Scan the following material for the string "tête" and copy each line in which it appears.

------------------------------------------------------------

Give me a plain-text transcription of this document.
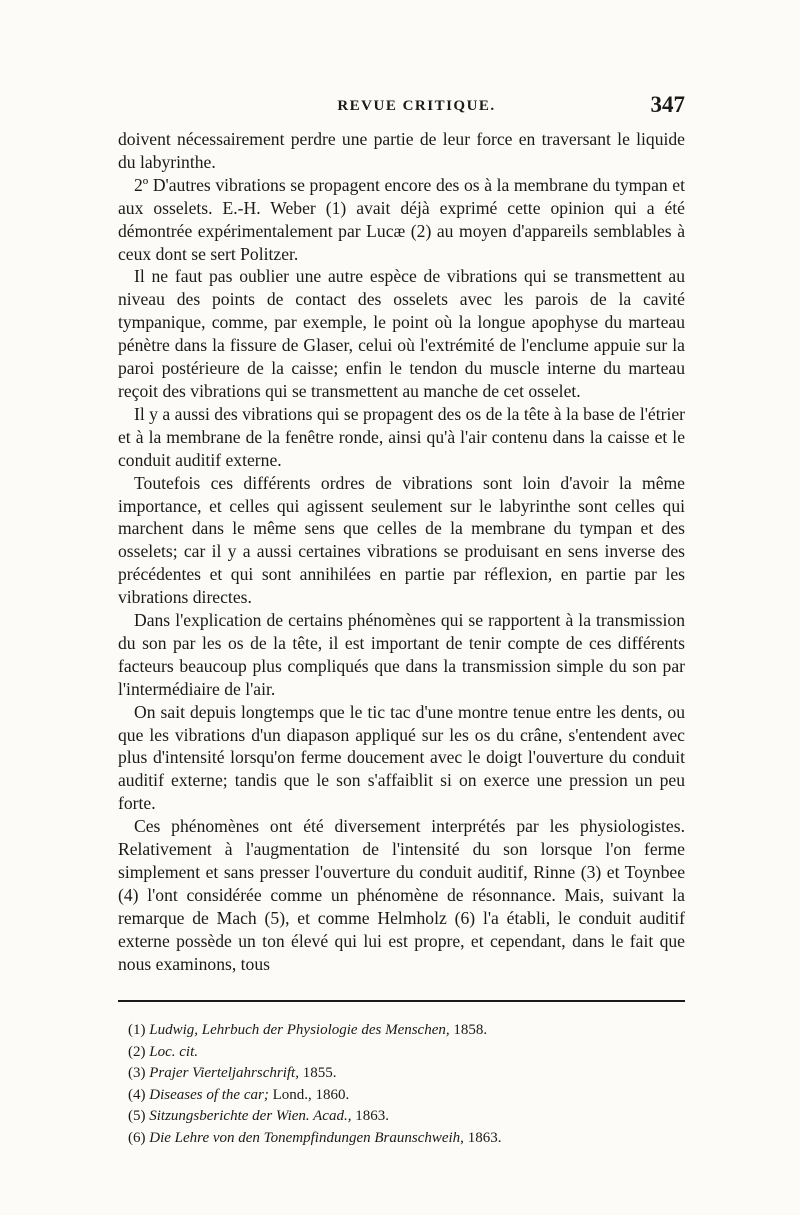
REVUE CRITIQUE.	347

doivent nécessairement perdre une partie de leur force en traversant le liquide du labyrinthe.

2º D'autres vibrations se propagent encore des os à la membrane du tympan et aux osselets. E.-H. Weber (1) avait déjà exprimé cette opinion qui a été démontrée expérimentalement par Lucæ (2) au moyen d'appareils semblables à ceux dont se sert Politzer.

Il ne faut pas oublier une autre espèce de vibrations qui se transmettent au niveau des points de contact des osselets avec les parois de la cavité tympanique, comme, par exemple, le point où la longue apophyse du marteau pénètre dans la fissure de Glaser, celui où l'extrémité de l'enclume appuie sur la paroi postérieure de la caisse; enfin le tendon du muscle interne du marteau reçoit des vibrations qui se transmettent au manche de cet osselet.

Il y a aussi des vibrations qui se propagent des os de la tête à la base de l'étrier et à la membrane de la fenêtre ronde, ainsi qu'à l'air contenu dans la caisse et le conduit auditif externe.

Toutefois ces différents ordres de vibrations sont loin d'avoir la même importance, et celles qui agissent seulement sur le labyrinthe sont celles qui marchent dans le même sens que celles de la membrane du tympan et des osselets; car il y a aussi certaines vibrations se produisant en sens inverse des précédentes et qui sont annihilées en partie par réflexion, en partie par les vibrations directes.

Dans l'explication de certains phénomènes qui se rapportent à la transmission du son par les os de la tête, il est important de tenir compte de ces différents facteurs beaucoup plus compliqués que dans la transmission simple du son par l'intermédiaire de l'air.

On sait depuis longtemps que le tic tac d'une montre tenue entre les dents, ou que les vibrations d'un diapason appliqué sur les os du crâne, s'entendent avec plus d'intensité lorsqu'on ferme doucement avec le doigt l'ouverture du conduit auditif externe; tandis que le son s'affaiblit si on exerce une pression un peu forte.

Ces phénomènes ont été diversement interprétés par les physiologistes. Relativement à l'augmentation de l'intensité du son lorsque l'on ferme simplement et sans presser l'ouverture du conduit auditif, Rinne (3) et Toynbee (4) l'ont considérée comme un phénomène de résonnance. Mais, suivant la remarque de Mach (5), et comme Helmholz (6) l'a établi, le conduit auditif externe possède un ton élevé qui lui est propre, et cependant, dans le fait que nous examinons, tous

(1) Ludwig, Lehrbuch der Physiologie des Menschen, 1858.
(2) Loc. cit.
(3) Prajer Vierteljahrschrift, 1855.
(4) Diseases of the car; Lond., 1860.
(5) Sitzungsberichte der Wien. Acad., 1863.
(6) Die Lehre von den Tonempfindungen Braunschweih, 1863.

------------------------------------------------------------

## Exercise output
Il y a aussi des vibrations qui se propagent des os de la tête à la base de l'étrier et à la membrane de la fenêtre ronde, ainsi qu'à l'air contenu dans la caisse et le conduit auditif externe.
Dans l'explication de certains phénomènes qui se rapportent à la transmission du son par les os de la tête, il est important de tenir compte de ces différents facteurs beaucoup plus compliqués que dans la transmission simple du son par l'intermédiaire de l'air.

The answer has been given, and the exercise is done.